(Stored data)

- - - - - - -

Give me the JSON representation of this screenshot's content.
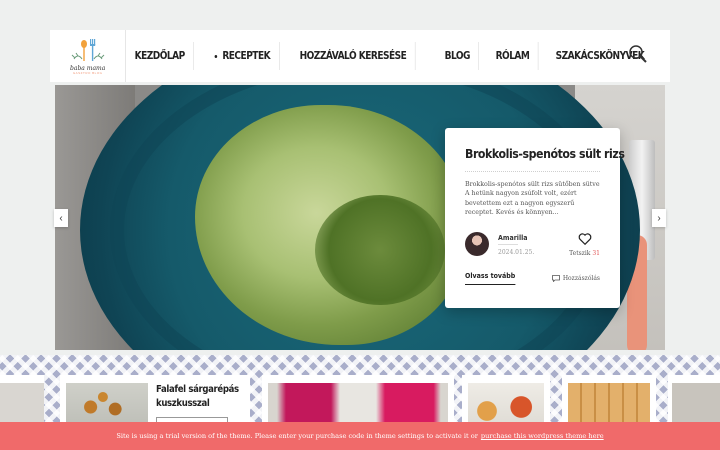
{
  "brand": {
    "name": "baba mama",
    "tagline": "GASZTRO BLOG",
    "colors": {
      "accent": "#f06a6a",
      "pattern": "#a9aeca"
    }
  },
  "nav": {
    "items": [
      {
        "label": "KEZDŐLAP"
      },
      {
        "label": "RECEPTEK",
        "has_dropdown": true
      },
      {
        "label": "HOZZÁVALÓ KERESÉSE"
      },
      {
        "label": "BLOG"
      },
      {
        "label": "RÓLAM"
      },
      {
        "label": "SZAKÁCSKÖNYVEK"
      }
    ],
    "search_icon": "search-icon"
  },
  "slider": {
    "prev_icon": "chevron-left-icon",
    "next_icon": "chevron-right-icon",
    "card": {
      "title": "Brokkolis-spenótos sült rizs",
      "excerpt": "Brokkolis-spenótos sült rizs sütőben sütve A hetünk nagyon zsúfolt volt, ezért bevetettem ezt a nagyon egyszerű receptet. Kevés és könnyen...",
      "author": "Amarilla",
      "date": "2024.01.25.",
      "like_label": "Tetszik",
      "like_count": "31",
      "read_more": "Olvass tovább",
      "comment_label": "Hozzászólás"
    }
  },
  "featured": [
    {
      "title_line1": "Falafel sárgarépás",
      "title_line2": "kuszkusszal"
    }
  ],
  "notice": {
    "text": "Site is using a trial version of the theme. Please enter your purchase code in theme settings to activate it or",
    "link": "purchase this wordpress theme here"
  }
}
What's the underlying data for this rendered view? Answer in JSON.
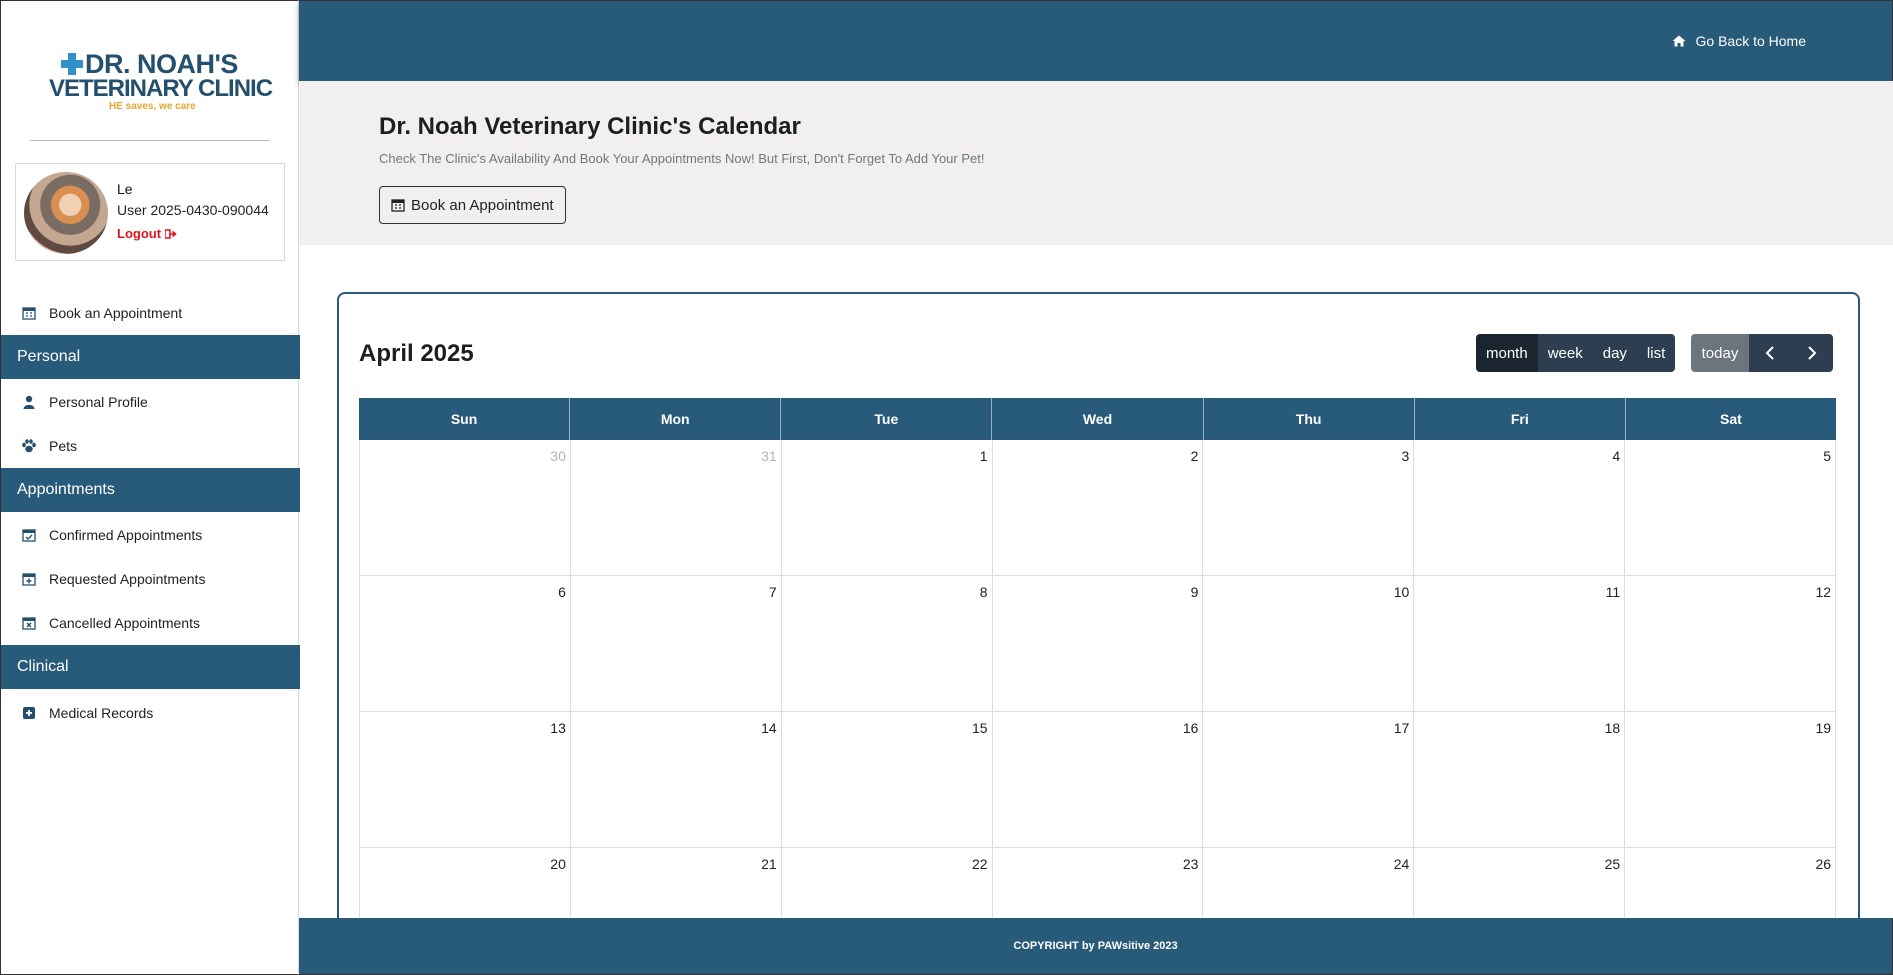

- - - - - - -

*Given task*. Nothing in the entries above should change when they are printed again, except that the pictures are dropped.

*Full answer*.
Give me the JSON representation of this screenshot's content.
{
  "brand": {
    "name": "baba mama",
    "tagline": "GASZTRO BLOG",
    "colors": {
      "accent": "#f06a6a",
      "pattern": "#a9aeca"
    }
  },
  "nav": {
    "items": [
      {
        "label": "KEZDŐLAP"
      },
      {
        "label": "RECEPTEK",
        "has_dropdown": true
      },
      {
        "label": "HOZZÁVALÓ KERESÉSE"
      },
      {
        "label": "BLOG"
      },
      {
        "label": "RÓLAM"
      },
      {
        "label": "SZAKÁCSKÖNYVEK"
      }
    ],
    "search_icon": "search-icon"
  },
  "slider": {
    "prev_icon": "chevron-left-icon",
    "next_icon": "chevron-right-icon",
    "card": {
      "title": "Brokkolis-spenótos sült rizs",
      "excerpt": "Brokkolis-spenótos sült rizs sütőben sütve A hetünk nagyon zsúfolt volt, ezért bevetettem ezt a nagyon egyszerű receptet. Kevés és könnyen...",
      "author": "Amarilla",
      "date": "2024.01.25.",
      "like_label": "Tetszik",
      "like_count": "31",
      "read_more": "Olvass tovább",
      "comment_label": "Hozzászólás"
    }
  },
  "featured": [
    {
      "title_line1": "Falafel sárgarépás",
      "title_line2": "kuszkusszal"
    }
  ],
  "notice": {
    "text": "Site is using a trial version of the theme. Please enter your purchase code in theme settings to activate it or",
    "link": "purchase this wordpress theme here"
  }
}
What's the underlying data for this rendered view? Answer in JSON.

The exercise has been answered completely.